> _TASK BRIEF_: Examine the entries below, count the lines holding the string "kemudian", and respond with the number only.

> _DATA SUPPLIED_:

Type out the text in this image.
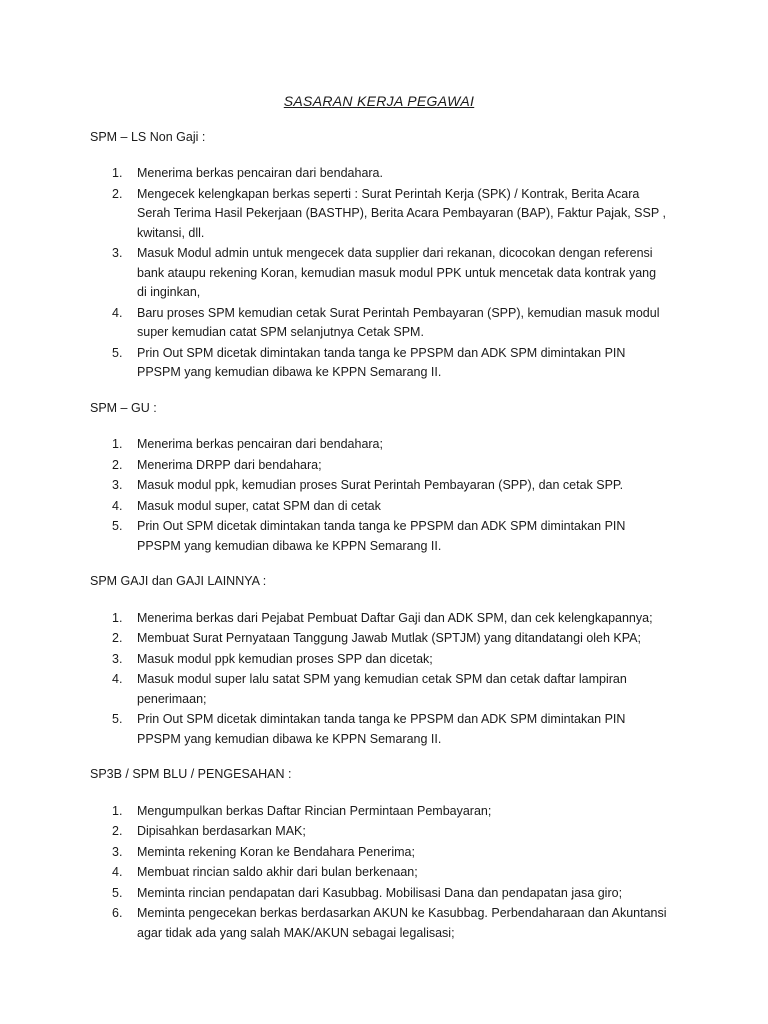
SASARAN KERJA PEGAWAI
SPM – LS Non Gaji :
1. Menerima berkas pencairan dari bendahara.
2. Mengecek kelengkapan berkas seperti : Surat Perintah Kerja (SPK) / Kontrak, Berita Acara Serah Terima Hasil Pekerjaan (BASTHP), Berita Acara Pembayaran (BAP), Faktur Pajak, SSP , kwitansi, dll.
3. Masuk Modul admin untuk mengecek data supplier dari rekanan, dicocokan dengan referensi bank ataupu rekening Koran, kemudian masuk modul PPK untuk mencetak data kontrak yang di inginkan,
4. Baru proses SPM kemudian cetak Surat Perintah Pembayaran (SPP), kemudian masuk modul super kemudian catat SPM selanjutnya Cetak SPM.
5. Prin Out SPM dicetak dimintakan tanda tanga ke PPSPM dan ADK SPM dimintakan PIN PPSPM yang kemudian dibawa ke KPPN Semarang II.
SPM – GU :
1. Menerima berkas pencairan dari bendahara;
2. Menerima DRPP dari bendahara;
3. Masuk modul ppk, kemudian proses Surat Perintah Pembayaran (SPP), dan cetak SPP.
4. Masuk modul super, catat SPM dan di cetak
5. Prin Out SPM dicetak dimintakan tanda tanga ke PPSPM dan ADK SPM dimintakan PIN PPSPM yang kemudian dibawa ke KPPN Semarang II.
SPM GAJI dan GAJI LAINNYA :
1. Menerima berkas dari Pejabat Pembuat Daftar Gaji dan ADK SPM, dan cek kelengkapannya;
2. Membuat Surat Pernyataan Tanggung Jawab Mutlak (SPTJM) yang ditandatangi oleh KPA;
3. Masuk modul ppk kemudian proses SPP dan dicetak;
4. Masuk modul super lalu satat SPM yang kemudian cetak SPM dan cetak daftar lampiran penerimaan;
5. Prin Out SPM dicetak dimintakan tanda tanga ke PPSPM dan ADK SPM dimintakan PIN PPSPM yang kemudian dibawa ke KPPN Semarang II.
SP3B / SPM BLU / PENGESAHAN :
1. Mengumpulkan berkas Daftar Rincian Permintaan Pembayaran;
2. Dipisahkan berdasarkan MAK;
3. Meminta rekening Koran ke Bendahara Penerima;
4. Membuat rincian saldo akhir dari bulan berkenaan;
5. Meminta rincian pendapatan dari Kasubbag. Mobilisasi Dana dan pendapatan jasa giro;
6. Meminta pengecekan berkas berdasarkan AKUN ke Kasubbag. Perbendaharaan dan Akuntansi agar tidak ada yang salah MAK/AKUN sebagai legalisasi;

> _THE OUTPUT_: 8